• [Instructions for the task]
Scan the lines below; pull out those with "hardness".

------ Input rows ------

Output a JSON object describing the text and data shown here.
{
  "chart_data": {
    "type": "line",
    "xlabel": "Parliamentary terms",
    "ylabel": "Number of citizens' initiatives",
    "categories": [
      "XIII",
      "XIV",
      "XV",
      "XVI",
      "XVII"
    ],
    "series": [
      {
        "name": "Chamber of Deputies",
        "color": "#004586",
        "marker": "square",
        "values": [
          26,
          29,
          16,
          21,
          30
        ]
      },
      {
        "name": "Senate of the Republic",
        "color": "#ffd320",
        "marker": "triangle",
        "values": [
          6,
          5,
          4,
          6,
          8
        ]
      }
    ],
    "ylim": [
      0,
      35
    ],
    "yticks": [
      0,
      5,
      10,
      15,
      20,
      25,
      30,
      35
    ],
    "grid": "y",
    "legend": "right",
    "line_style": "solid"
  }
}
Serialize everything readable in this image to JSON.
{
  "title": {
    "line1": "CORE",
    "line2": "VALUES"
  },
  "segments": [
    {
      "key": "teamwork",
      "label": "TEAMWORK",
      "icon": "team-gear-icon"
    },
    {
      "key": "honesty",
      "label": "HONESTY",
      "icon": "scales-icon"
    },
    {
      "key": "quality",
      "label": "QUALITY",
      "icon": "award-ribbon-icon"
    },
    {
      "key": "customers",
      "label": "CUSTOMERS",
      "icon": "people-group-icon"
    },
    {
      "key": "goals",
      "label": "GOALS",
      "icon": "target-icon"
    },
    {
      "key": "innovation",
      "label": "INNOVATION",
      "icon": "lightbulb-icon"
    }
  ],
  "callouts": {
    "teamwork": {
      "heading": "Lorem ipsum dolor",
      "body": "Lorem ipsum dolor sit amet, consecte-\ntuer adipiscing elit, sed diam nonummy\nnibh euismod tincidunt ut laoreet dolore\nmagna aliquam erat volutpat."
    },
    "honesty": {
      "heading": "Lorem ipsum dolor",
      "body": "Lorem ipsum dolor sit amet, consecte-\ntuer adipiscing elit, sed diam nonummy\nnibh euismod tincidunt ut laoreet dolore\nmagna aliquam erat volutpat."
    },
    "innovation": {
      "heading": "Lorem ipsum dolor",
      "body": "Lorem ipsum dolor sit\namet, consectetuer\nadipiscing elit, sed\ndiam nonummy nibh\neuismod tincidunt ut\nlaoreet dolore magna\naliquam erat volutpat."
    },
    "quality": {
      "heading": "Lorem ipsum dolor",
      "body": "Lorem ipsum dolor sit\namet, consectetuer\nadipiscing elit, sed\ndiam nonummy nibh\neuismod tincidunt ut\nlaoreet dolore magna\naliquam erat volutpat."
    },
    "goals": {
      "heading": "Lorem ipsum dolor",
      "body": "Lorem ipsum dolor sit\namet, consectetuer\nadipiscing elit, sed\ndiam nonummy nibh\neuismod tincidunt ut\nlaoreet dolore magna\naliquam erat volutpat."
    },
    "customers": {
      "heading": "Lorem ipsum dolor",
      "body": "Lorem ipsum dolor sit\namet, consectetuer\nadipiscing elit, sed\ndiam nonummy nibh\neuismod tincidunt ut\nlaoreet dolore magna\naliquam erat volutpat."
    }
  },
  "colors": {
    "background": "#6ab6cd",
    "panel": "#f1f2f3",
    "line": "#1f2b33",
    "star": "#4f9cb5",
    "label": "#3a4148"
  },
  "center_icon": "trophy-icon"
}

------
------ Input rows ------

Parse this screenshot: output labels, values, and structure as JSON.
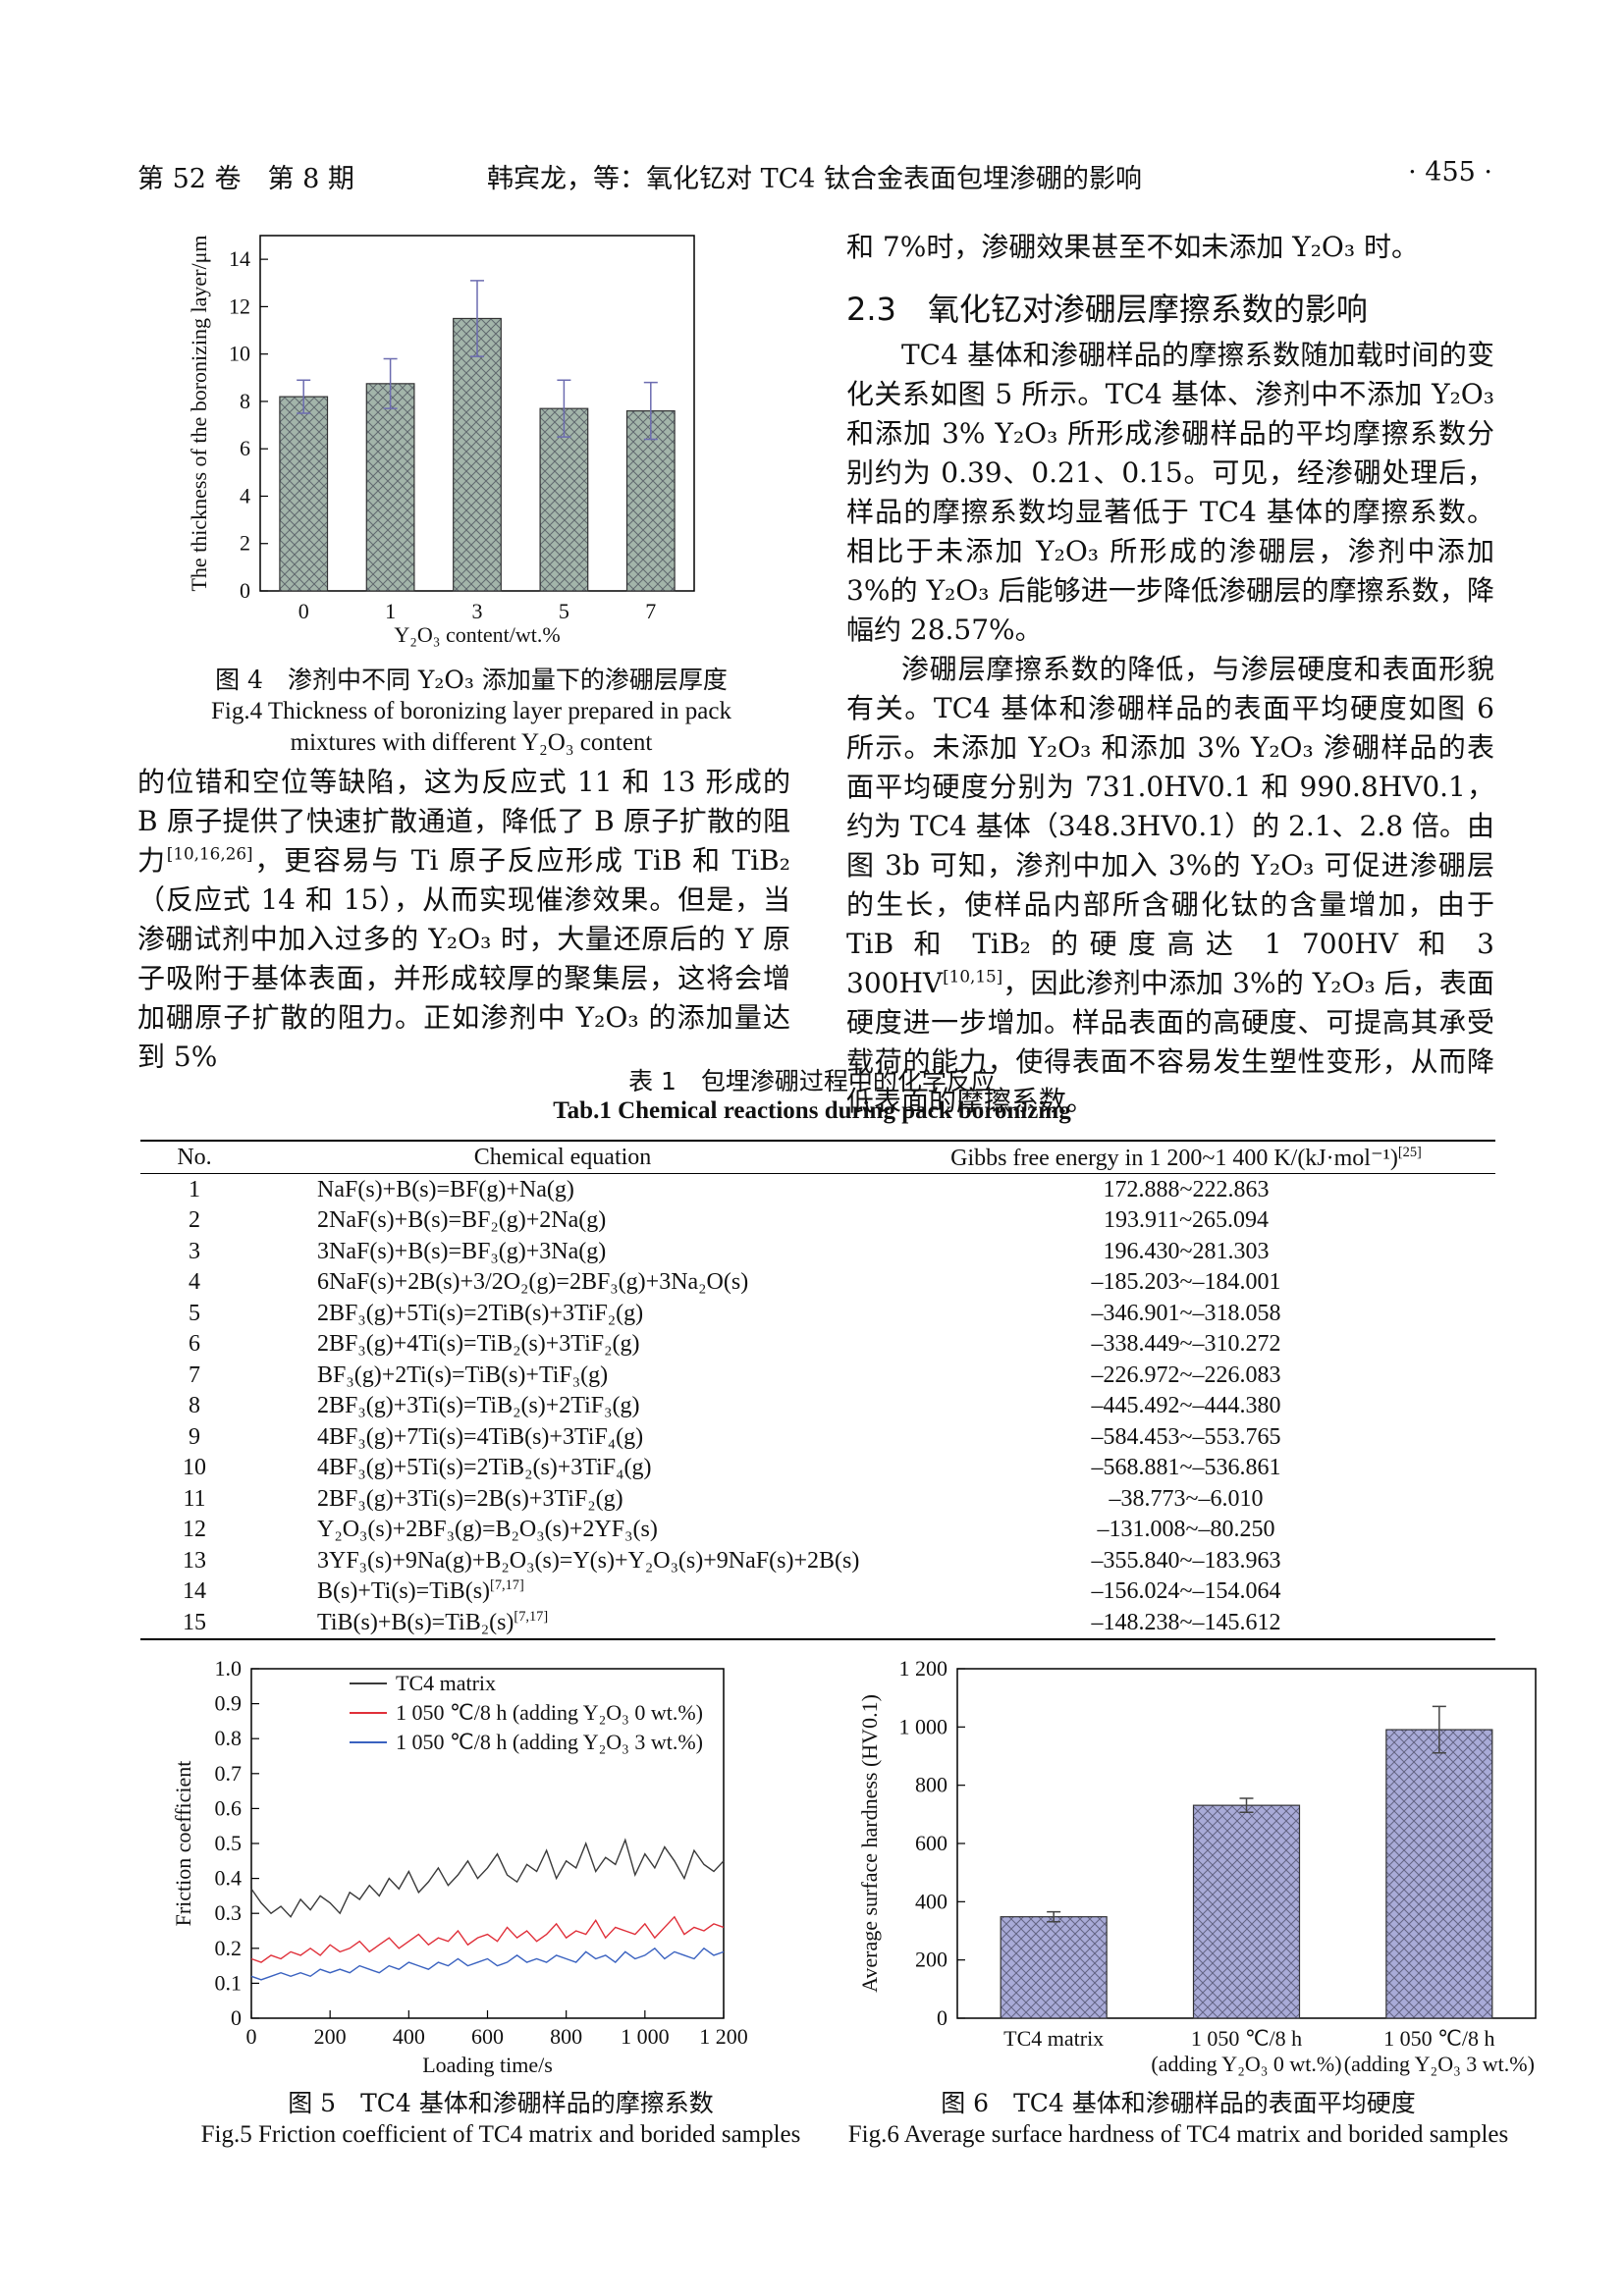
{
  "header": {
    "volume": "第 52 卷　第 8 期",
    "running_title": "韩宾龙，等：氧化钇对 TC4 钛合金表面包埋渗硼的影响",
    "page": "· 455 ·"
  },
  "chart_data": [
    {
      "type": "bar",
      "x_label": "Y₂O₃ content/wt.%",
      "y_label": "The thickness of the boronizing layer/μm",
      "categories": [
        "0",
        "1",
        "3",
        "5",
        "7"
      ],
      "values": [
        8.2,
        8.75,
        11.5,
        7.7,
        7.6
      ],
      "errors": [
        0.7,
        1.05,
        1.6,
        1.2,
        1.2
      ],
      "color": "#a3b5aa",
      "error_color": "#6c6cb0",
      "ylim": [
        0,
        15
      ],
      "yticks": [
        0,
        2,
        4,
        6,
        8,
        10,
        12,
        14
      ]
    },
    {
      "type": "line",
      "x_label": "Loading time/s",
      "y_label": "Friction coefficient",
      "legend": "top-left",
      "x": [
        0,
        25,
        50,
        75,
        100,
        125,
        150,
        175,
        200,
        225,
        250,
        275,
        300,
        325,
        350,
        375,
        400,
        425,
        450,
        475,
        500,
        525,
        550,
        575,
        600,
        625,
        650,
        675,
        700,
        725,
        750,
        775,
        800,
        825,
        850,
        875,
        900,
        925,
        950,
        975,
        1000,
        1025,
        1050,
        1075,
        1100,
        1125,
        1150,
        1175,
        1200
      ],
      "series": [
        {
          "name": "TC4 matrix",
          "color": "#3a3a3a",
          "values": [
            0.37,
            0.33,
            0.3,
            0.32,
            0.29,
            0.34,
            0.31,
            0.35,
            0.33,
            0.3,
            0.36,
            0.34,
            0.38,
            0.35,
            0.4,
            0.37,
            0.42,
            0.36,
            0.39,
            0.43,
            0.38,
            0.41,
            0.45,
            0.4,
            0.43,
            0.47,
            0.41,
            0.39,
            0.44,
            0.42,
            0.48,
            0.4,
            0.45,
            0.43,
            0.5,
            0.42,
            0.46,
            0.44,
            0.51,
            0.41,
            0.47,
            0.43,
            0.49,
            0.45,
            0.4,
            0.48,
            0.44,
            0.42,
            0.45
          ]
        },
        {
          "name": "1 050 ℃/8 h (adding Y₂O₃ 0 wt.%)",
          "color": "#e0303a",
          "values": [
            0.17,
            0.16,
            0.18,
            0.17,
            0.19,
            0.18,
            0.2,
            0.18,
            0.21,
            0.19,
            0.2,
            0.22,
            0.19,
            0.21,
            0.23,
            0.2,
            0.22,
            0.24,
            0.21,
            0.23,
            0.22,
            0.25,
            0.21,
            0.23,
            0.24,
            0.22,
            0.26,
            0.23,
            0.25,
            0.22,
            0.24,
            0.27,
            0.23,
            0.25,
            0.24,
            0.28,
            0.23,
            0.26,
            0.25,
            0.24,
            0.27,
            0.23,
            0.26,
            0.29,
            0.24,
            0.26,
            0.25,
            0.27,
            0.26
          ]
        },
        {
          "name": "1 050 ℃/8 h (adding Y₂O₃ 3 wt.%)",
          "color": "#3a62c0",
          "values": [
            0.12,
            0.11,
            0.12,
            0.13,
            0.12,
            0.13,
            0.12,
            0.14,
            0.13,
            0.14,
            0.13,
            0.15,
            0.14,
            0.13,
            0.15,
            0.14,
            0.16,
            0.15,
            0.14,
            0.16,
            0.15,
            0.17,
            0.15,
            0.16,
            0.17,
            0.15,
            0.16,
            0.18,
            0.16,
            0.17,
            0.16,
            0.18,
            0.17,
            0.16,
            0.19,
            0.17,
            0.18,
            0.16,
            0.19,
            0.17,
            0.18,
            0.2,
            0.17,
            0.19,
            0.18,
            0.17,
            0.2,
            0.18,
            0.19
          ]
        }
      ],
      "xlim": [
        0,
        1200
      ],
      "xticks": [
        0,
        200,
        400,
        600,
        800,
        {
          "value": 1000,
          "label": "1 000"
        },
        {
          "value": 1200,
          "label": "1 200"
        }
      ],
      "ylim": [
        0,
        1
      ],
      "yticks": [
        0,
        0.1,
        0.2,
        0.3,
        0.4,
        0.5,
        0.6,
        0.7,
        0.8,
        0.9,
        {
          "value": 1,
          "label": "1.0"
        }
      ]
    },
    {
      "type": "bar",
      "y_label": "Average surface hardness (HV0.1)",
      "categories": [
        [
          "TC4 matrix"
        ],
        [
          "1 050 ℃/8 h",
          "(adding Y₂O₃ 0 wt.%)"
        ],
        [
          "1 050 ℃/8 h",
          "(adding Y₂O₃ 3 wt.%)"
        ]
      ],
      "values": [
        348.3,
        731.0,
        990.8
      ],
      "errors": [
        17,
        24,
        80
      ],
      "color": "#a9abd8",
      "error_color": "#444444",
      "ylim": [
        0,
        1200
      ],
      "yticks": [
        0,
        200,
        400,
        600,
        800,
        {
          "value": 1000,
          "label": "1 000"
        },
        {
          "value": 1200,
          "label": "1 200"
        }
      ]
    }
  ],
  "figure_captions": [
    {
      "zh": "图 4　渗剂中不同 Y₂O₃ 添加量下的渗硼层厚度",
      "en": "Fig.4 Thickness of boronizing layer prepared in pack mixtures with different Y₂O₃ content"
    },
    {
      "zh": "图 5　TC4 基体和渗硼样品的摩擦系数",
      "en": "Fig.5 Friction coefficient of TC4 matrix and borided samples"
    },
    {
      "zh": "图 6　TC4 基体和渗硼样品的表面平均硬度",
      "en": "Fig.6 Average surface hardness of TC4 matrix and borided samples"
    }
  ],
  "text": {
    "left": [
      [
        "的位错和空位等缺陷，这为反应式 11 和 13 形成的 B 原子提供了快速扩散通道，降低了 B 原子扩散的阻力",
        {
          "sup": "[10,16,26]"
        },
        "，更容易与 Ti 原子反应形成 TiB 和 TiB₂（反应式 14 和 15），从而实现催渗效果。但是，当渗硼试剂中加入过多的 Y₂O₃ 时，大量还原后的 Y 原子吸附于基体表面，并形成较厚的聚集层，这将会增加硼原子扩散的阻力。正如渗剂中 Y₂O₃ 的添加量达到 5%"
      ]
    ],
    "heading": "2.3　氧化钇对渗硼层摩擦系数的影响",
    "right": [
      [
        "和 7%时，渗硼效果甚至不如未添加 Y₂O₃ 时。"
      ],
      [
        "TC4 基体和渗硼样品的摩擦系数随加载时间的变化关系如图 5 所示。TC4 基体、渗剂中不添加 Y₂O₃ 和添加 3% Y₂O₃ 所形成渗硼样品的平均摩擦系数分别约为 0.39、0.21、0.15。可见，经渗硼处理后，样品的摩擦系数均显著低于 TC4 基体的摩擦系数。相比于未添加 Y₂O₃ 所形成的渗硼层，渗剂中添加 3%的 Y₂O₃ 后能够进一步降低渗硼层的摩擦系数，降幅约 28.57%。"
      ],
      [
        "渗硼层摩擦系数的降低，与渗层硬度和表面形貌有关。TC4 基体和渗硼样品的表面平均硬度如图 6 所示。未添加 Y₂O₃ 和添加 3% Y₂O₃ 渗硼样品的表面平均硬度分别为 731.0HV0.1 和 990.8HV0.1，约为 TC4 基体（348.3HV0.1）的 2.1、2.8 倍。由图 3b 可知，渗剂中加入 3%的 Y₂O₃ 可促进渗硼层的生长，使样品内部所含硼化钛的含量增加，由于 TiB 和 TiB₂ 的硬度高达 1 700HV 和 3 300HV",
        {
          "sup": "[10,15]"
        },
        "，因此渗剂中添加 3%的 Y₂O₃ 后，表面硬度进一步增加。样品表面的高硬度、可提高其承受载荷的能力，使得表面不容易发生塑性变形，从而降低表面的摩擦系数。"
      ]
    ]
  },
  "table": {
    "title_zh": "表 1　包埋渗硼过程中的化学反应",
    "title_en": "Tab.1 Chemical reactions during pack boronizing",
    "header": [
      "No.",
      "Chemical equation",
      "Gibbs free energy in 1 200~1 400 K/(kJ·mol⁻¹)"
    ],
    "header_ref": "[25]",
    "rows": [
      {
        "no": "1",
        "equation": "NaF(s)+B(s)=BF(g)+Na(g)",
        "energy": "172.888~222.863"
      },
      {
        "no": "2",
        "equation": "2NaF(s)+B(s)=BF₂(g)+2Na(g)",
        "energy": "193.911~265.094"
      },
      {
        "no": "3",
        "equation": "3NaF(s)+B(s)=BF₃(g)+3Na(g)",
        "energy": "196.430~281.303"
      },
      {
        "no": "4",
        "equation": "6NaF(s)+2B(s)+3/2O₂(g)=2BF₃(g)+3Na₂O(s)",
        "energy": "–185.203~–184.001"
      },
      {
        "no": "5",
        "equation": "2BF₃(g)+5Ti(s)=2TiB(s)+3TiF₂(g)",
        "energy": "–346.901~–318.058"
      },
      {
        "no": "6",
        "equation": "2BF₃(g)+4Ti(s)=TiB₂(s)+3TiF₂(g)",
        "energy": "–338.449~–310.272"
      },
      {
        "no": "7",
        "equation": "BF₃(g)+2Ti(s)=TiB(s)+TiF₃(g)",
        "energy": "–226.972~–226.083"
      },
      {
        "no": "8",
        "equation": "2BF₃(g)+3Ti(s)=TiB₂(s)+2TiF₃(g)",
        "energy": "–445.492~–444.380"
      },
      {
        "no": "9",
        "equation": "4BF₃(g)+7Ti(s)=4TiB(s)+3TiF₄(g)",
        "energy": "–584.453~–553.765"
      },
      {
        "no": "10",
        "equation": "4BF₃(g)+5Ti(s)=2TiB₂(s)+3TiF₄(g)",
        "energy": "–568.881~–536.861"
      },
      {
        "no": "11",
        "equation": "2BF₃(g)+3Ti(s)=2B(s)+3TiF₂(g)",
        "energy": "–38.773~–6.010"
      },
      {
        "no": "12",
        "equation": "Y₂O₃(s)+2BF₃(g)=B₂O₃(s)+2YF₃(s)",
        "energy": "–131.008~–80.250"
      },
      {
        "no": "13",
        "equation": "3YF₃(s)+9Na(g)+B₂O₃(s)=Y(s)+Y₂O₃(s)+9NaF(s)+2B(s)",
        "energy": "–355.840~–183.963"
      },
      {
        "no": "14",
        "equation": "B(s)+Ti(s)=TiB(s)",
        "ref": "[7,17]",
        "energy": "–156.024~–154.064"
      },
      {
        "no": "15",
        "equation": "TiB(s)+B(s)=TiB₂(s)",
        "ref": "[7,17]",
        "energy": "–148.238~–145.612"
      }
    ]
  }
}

------

• [Final answer]
      "y_label": "Average surface hardness (HV0.1)",
      "en": "Fig.6 Average surface hardness of TC4 matrix and borided samples"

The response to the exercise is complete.